▸ Task details: State the number of lines, and only that number, in which the word "percent" appears.

Collected data entries:
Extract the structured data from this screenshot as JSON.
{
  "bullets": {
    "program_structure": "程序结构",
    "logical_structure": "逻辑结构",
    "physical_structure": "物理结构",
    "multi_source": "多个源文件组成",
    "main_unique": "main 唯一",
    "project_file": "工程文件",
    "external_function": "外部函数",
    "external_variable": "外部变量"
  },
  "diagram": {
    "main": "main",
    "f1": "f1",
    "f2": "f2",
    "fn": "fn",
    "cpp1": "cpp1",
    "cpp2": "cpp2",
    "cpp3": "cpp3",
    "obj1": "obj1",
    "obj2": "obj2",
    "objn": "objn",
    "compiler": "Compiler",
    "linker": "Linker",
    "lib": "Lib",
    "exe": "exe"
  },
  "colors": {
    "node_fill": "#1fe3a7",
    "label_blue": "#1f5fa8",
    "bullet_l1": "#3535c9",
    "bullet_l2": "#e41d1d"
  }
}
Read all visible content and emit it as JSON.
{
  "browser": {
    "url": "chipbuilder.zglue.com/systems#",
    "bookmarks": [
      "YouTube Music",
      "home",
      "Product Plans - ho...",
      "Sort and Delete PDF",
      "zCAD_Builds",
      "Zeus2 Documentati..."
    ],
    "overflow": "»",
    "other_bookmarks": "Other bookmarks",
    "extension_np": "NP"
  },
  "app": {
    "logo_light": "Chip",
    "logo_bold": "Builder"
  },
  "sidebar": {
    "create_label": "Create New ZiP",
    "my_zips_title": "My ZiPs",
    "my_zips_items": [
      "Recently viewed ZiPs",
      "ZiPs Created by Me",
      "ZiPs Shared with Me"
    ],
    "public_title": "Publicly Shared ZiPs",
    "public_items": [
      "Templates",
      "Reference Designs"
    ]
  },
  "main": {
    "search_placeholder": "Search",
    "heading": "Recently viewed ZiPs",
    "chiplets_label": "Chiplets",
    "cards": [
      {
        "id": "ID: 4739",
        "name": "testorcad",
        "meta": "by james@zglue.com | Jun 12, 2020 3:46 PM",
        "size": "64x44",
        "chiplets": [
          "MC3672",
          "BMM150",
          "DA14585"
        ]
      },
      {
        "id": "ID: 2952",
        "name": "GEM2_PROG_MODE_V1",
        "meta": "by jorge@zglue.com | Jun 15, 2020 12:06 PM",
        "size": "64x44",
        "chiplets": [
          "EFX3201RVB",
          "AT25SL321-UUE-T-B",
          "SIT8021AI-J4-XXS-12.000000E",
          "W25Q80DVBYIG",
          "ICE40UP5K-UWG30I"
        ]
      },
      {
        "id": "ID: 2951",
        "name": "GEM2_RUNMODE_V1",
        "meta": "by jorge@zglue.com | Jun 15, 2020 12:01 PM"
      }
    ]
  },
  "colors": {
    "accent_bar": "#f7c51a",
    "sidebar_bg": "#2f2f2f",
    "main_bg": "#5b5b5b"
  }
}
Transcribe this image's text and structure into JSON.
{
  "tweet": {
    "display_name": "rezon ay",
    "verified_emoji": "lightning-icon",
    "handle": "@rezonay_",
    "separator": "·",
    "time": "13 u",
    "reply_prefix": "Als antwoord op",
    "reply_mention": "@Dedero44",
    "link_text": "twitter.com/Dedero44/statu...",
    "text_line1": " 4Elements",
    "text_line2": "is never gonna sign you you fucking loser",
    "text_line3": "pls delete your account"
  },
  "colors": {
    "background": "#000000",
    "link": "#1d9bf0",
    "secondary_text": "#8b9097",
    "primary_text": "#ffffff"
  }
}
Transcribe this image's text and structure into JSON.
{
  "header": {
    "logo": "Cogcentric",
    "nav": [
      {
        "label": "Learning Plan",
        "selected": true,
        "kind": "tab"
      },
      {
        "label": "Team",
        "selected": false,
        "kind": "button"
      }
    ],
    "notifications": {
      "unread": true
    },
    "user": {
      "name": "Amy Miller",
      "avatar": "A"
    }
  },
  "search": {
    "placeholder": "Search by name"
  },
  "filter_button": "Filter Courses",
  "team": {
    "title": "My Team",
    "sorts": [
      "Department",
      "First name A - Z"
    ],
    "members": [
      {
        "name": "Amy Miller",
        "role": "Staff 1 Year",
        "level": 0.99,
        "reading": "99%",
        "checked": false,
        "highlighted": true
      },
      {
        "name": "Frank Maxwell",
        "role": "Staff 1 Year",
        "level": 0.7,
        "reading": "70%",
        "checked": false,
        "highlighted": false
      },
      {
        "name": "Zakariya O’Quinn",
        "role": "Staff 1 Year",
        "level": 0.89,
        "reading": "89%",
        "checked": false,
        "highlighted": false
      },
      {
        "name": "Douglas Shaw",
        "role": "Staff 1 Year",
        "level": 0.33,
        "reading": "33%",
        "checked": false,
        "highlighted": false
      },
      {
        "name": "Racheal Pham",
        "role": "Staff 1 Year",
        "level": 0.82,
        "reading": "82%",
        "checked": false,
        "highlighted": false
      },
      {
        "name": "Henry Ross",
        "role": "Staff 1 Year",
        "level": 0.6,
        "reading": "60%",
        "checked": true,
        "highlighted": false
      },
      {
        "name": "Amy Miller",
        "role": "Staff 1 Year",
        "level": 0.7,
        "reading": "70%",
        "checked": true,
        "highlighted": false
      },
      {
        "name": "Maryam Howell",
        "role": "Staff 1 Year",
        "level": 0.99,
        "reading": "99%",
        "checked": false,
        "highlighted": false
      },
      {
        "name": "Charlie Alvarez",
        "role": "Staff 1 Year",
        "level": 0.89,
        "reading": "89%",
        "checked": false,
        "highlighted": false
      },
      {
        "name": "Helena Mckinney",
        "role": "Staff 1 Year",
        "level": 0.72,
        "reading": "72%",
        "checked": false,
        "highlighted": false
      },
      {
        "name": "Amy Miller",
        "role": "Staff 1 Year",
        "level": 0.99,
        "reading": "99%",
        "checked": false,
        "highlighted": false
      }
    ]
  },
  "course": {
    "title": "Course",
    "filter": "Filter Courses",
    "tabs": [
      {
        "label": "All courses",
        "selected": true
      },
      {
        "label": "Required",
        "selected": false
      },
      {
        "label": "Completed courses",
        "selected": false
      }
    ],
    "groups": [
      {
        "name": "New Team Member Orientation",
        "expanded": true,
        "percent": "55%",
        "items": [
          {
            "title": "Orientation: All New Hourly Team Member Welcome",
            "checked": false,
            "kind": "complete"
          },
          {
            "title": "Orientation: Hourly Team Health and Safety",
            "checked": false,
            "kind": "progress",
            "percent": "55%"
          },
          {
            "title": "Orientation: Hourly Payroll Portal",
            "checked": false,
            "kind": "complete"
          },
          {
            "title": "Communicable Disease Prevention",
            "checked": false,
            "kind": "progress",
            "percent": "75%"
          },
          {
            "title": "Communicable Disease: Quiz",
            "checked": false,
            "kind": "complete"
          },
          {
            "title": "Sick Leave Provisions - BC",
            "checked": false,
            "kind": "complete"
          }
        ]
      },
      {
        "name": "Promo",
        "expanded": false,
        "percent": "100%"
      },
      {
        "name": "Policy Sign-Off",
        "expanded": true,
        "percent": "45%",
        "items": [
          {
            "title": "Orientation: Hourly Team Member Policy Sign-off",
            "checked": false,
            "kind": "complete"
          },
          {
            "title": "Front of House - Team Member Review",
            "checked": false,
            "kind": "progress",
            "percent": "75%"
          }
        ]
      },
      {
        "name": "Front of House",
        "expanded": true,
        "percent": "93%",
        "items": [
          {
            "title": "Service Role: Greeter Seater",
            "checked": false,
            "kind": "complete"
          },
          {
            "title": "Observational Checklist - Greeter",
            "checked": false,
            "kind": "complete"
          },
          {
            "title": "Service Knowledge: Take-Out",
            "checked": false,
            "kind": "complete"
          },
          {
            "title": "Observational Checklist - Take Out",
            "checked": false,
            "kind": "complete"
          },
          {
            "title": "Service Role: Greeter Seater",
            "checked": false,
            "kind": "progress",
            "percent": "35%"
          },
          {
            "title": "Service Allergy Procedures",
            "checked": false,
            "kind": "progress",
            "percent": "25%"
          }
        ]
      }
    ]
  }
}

▸ Full response: 9